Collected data
####################

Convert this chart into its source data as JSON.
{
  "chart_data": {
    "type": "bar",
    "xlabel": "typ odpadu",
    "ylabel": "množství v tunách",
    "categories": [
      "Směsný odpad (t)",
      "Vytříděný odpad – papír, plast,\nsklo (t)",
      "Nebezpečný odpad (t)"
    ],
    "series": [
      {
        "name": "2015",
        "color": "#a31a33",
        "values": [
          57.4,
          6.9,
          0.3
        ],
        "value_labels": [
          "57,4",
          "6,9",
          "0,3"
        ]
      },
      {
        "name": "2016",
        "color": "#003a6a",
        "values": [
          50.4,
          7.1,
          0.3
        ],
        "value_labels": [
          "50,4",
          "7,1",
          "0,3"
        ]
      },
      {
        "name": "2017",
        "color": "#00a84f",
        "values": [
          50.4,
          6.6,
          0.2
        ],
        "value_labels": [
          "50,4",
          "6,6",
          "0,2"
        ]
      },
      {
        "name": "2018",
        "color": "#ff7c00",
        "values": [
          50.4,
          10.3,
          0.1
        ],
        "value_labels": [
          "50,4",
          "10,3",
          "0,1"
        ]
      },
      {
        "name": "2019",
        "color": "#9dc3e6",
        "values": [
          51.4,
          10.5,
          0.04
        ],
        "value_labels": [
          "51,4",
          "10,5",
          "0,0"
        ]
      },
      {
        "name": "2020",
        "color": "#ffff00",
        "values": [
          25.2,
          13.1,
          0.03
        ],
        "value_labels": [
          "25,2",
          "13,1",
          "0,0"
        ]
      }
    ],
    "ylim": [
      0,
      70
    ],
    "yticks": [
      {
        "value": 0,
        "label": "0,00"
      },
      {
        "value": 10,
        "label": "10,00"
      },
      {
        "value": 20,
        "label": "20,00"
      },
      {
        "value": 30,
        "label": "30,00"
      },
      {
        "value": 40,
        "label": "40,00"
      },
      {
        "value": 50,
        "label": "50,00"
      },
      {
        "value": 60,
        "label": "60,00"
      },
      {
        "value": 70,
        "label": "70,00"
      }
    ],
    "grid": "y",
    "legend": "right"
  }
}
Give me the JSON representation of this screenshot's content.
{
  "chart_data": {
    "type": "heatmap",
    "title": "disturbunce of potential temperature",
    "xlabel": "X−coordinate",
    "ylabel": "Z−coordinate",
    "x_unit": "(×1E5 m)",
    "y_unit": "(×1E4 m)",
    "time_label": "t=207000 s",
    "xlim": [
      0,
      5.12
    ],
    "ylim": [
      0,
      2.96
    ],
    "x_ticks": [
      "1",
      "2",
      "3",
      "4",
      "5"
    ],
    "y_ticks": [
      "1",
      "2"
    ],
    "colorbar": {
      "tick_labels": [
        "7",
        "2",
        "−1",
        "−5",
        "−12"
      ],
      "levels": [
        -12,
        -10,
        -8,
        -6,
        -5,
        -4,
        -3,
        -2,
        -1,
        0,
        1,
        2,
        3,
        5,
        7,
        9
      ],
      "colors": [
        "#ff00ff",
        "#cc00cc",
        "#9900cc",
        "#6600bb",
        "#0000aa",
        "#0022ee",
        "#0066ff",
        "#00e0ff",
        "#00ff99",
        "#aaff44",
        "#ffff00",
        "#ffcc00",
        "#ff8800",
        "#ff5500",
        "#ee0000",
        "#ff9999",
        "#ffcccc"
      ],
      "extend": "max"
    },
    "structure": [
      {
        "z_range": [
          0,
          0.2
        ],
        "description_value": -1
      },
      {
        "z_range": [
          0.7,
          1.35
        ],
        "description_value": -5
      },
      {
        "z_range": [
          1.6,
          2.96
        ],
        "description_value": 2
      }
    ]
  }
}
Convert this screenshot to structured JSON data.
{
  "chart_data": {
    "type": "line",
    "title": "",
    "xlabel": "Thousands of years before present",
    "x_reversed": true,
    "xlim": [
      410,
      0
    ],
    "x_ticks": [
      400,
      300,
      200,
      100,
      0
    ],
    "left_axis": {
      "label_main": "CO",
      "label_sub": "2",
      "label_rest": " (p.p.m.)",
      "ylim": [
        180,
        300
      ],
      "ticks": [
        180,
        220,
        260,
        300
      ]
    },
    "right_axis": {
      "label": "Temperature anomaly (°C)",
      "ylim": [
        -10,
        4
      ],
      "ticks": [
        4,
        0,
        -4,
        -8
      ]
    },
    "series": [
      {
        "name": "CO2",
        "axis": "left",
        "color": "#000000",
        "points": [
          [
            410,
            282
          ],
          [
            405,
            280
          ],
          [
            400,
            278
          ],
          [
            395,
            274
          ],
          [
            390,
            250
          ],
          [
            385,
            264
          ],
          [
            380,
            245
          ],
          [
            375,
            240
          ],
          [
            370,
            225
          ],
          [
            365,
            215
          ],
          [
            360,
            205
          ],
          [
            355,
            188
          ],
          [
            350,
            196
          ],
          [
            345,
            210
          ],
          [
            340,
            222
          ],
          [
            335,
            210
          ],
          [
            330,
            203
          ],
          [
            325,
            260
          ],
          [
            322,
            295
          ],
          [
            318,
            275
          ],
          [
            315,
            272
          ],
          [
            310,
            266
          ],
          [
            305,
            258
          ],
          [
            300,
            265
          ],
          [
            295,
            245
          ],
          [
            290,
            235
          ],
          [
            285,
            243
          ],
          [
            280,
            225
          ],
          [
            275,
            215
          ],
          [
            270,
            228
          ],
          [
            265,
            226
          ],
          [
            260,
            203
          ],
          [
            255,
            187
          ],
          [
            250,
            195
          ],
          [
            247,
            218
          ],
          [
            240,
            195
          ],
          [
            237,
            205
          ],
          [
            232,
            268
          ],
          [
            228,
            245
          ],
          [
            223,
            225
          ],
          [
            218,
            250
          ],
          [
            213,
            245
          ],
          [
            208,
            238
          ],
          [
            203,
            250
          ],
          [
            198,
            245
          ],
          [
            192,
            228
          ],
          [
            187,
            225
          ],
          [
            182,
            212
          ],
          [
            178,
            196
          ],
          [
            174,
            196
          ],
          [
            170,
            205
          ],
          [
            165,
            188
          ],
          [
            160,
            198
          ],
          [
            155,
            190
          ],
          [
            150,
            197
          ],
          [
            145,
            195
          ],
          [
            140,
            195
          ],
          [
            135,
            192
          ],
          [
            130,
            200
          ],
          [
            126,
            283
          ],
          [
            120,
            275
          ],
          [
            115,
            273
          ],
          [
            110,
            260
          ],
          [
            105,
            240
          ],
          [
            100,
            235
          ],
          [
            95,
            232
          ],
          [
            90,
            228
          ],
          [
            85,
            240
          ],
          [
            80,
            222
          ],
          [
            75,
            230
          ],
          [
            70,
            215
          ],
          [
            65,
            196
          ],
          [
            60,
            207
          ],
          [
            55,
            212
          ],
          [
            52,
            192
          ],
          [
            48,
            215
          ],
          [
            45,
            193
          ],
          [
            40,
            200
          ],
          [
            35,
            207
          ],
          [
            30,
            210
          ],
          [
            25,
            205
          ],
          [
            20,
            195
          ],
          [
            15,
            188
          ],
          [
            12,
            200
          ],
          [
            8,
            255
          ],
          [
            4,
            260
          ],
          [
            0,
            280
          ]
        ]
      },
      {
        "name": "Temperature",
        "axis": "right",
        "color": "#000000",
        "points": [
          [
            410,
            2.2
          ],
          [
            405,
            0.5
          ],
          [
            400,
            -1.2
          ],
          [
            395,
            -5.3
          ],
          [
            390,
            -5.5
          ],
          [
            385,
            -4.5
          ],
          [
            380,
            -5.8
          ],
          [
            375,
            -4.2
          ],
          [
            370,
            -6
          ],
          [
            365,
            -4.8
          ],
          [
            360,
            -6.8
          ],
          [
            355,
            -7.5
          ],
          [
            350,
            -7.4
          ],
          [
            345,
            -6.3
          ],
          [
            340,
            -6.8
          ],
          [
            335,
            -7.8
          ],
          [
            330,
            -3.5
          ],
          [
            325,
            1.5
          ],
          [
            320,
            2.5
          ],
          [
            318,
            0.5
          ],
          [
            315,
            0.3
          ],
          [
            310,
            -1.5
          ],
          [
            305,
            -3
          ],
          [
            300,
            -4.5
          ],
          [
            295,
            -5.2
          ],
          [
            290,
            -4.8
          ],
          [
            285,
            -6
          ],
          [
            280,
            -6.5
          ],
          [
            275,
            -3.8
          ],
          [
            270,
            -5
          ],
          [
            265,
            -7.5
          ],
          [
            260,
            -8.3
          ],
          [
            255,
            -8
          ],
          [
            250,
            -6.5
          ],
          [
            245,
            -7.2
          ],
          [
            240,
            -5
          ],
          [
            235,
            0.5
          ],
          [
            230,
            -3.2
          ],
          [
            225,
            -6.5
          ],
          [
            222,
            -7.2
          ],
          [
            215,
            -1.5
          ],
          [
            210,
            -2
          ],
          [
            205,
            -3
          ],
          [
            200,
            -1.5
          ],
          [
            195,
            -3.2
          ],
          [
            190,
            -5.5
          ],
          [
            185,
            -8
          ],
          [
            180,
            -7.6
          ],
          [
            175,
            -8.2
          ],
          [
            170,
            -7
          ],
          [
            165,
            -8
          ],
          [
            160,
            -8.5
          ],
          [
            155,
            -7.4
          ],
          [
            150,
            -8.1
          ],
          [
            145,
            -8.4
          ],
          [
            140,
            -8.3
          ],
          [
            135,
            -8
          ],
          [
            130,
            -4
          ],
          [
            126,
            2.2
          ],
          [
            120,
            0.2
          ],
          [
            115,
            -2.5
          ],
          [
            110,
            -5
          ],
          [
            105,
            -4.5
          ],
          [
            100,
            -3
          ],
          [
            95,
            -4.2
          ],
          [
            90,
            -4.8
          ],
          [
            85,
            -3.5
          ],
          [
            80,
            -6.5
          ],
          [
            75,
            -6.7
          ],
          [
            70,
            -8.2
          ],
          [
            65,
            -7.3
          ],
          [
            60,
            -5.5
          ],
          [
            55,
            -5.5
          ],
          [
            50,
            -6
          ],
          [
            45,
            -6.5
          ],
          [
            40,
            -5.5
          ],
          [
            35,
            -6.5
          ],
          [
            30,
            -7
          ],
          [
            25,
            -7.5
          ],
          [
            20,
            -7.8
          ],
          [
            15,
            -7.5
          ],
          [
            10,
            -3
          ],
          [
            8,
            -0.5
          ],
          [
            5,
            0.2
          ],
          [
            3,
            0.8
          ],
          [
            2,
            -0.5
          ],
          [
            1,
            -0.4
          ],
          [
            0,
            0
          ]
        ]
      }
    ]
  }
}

####################

#### Aim
From the listing above, pick out every line containing "xlabel".

#### Exercise response
    "xlabel": "typ odpadu",
    "xlabel": "X−coordinate",
    "xlabel": "Thousands of years before present",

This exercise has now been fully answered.